_YOUR TASK_
Which lines hold the word "children"? Copy each of them.

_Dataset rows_
— Begin —

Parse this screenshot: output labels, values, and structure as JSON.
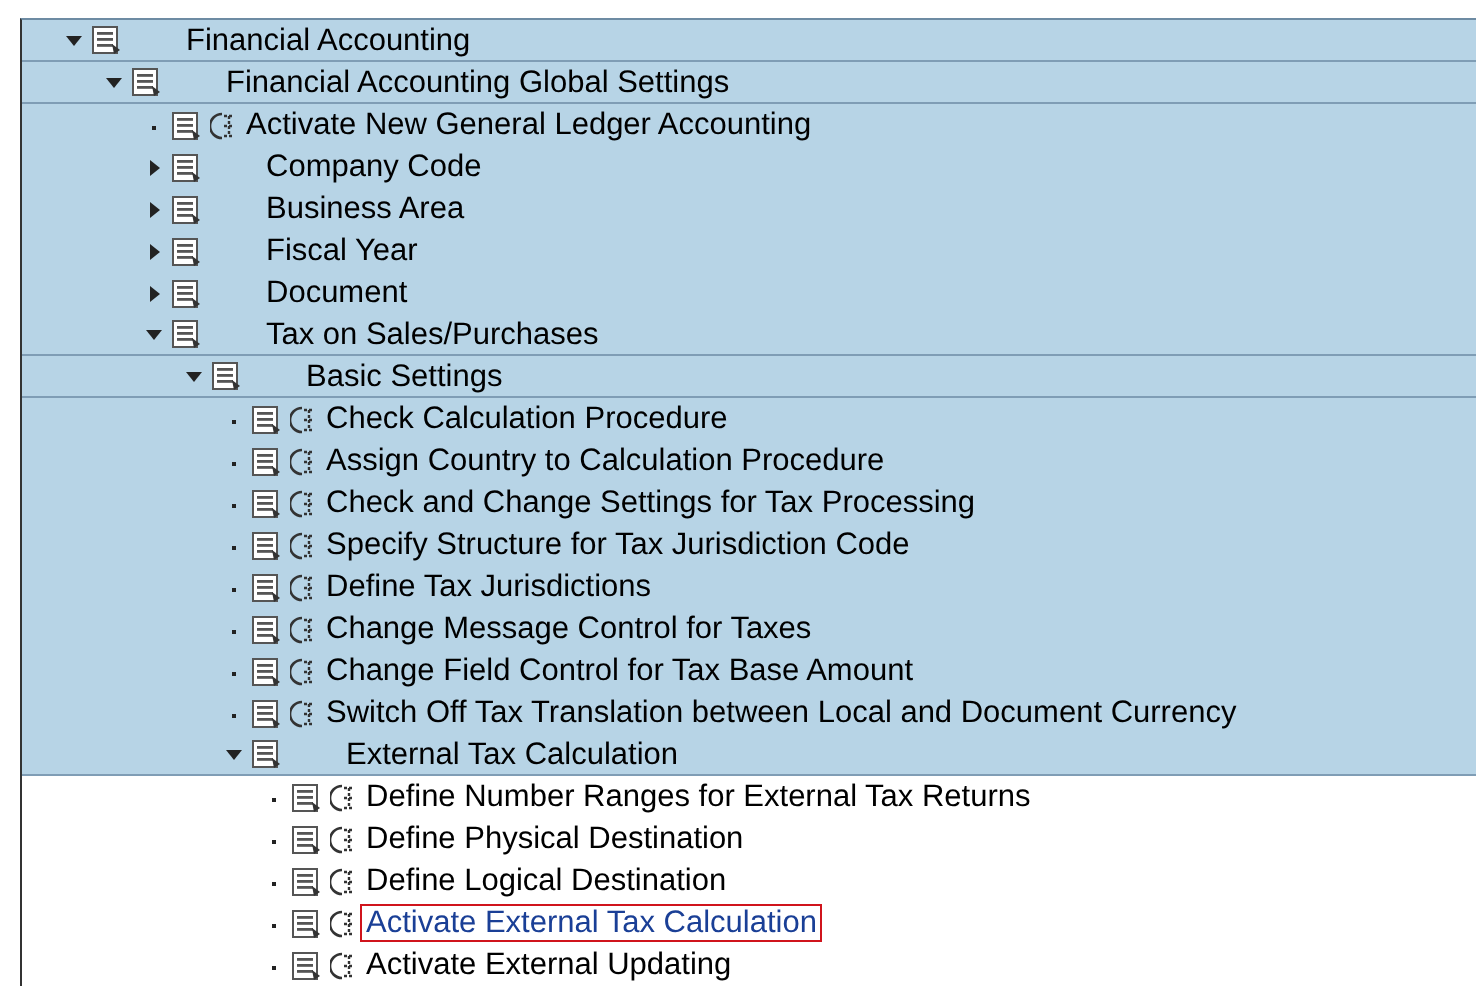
{
  "tree": [
    {
      "label": "Financial Accounting",
      "kind": "folder",
      "expanded": true,
      "shaded": true,
      "selected": false,
      "children": [
        {
          "label": "Financial Accounting Global Settings",
          "kind": "folder",
          "expanded": true,
          "shaded": true,
          "selected": false,
          "children": [
            {
              "label": "Activate New General Ledger Accounting",
              "kind": "activity",
              "shaded": true,
              "selected": false
            },
            {
              "label": "Company Code",
              "kind": "folder",
              "expanded": false,
              "shaded": true,
              "selected": false
            },
            {
              "label": "Business Area",
              "kind": "folder",
              "expanded": false,
              "shaded": true,
              "selected": false
            },
            {
              "label": "Fiscal Year",
              "kind": "folder",
              "expanded": false,
              "shaded": true,
              "selected": false
            },
            {
              "label": "Document",
              "kind": "folder",
              "expanded": false,
              "shaded": true,
              "selected": false
            },
            {
              "label": "Tax on Sales/Purchases",
              "kind": "folder",
              "expanded": true,
              "shaded": true,
              "selected": false,
              "children": [
                {
                  "label": "Basic Settings",
                  "kind": "folder",
                  "expanded": true,
                  "shaded": true,
                  "selected": false,
                  "children": [
                    {
                      "label": "Check Calculation Procedure",
                      "kind": "activity",
                      "shaded": true,
                      "selected": false
                    },
                    {
                      "label": "Assign Country to Calculation Procedure",
                      "kind": "activity",
                      "shaded": true,
                      "selected": false
                    },
                    {
                      "label": "Check and Change Settings for Tax Processing",
                      "kind": "activity",
                      "shaded": true,
                      "selected": false
                    },
                    {
                      "label": "Specify Structure for Tax Jurisdiction Code",
                      "kind": "activity",
                      "shaded": true,
                      "selected": false
                    },
                    {
                      "label": "Define Tax Jurisdictions",
                      "kind": "activity",
                      "shaded": true,
                      "selected": false
                    },
                    {
                      "label": "Change Message Control for Taxes",
                      "kind": "activity",
                      "shaded": true,
                      "selected": false
                    },
                    {
                      "label": "Change Field Control for Tax Base Amount",
                      "kind": "activity",
                      "shaded": true,
                      "selected": false
                    },
                    {
                      "label": "Switch Off Tax Translation between Local and Document Currency",
                      "kind": "activity",
                      "shaded": true,
                      "selected": false
                    },
                    {
                      "label": "External Tax Calculation",
                      "kind": "folder",
                      "expanded": true,
                      "shaded": true,
                      "selected": false,
                      "children": [
                        {
                          "label": "Define Number Ranges for External Tax Returns",
                          "kind": "activity",
                          "shaded": false,
                          "selected": false
                        },
                        {
                          "label": "Define Physical Destination",
                          "kind": "activity",
                          "shaded": false,
                          "selected": false
                        },
                        {
                          "label": "Define Logical Destination",
                          "kind": "activity",
                          "shaded": false,
                          "selected": false
                        },
                        {
                          "label": "Activate External Tax Calculation",
                          "kind": "activity",
                          "shaded": false,
                          "selected": true
                        },
                        {
                          "label": "Activate External Updating",
                          "kind": "activity",
                          "shaded": false,
                          "selected": false
                        }
                      ]
                    }
                  ]
                }
              ]
            }
          ]
        }
      ]
    }
  ]
}
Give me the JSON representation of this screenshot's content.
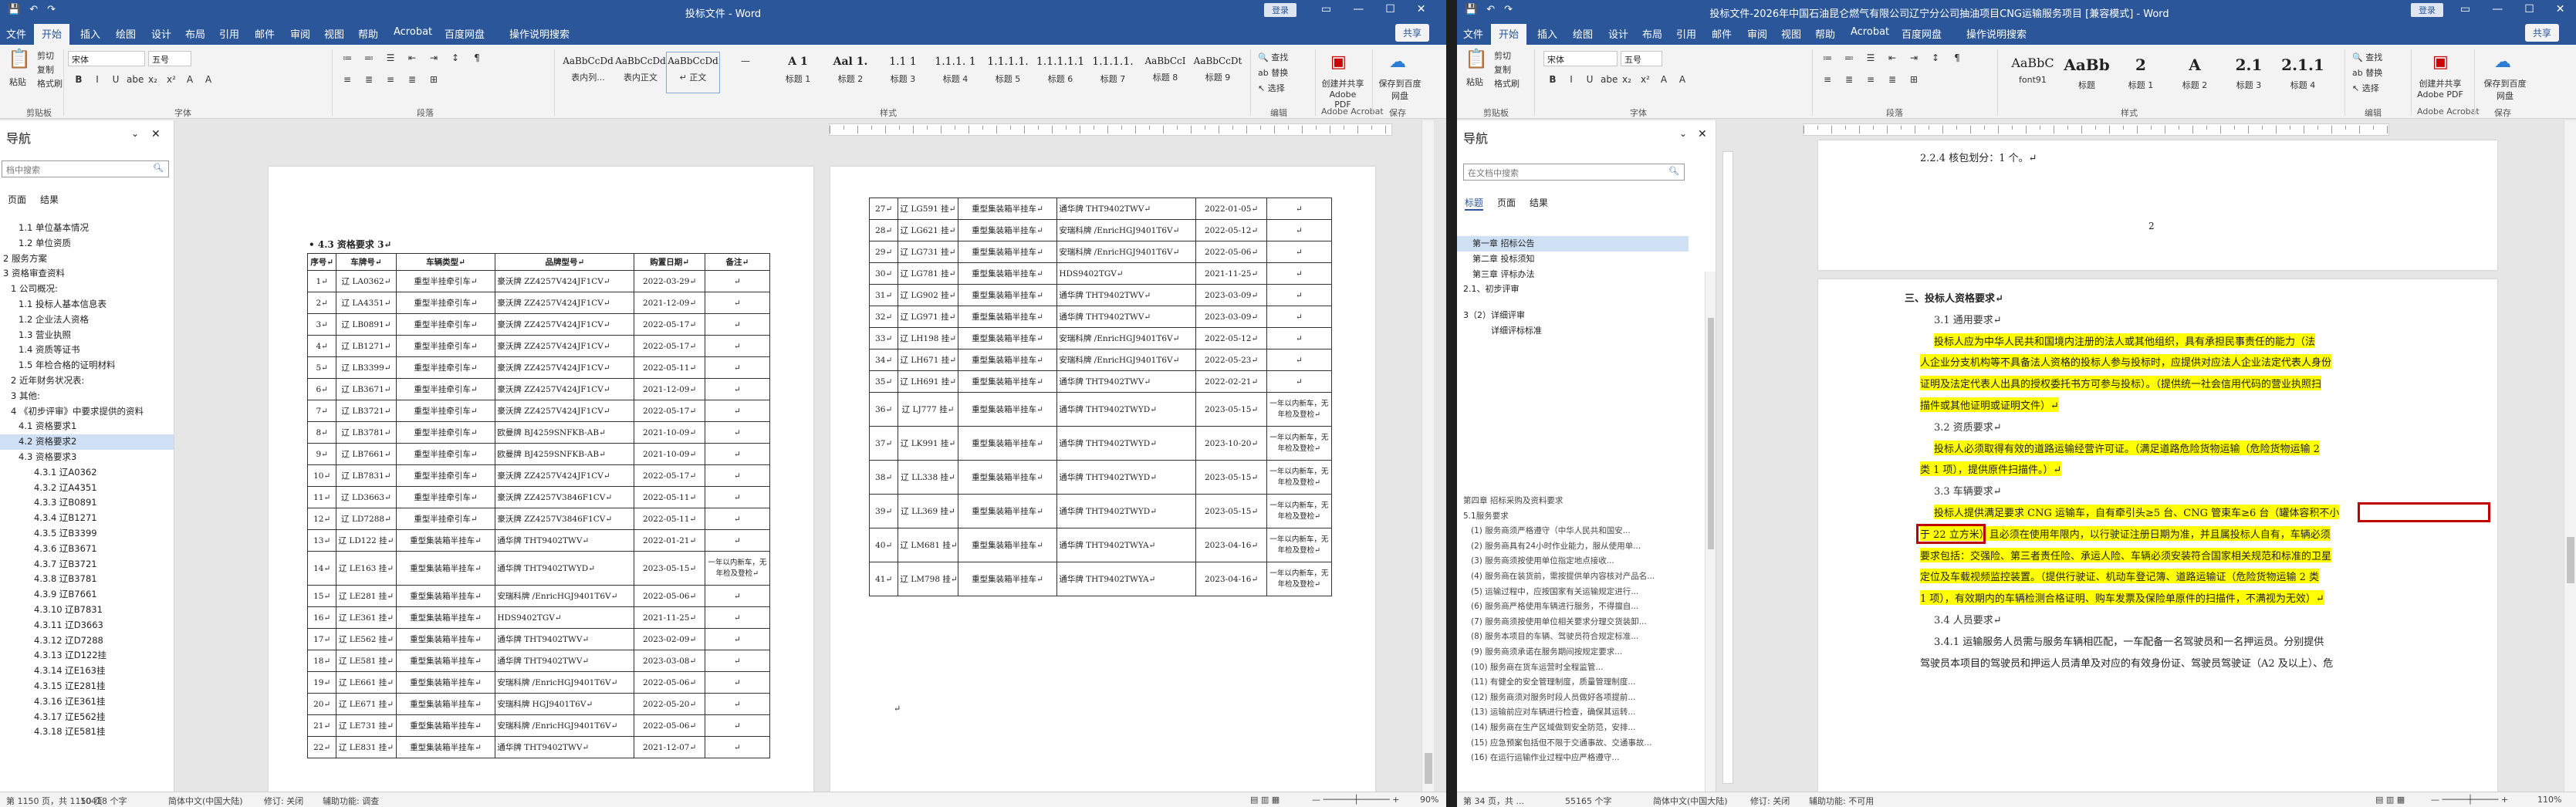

— End —

_SOLUTION FOR THIS EXERCISE_
      "children": [
          "children": [
              "children": [
                  "children": [
                      "children": [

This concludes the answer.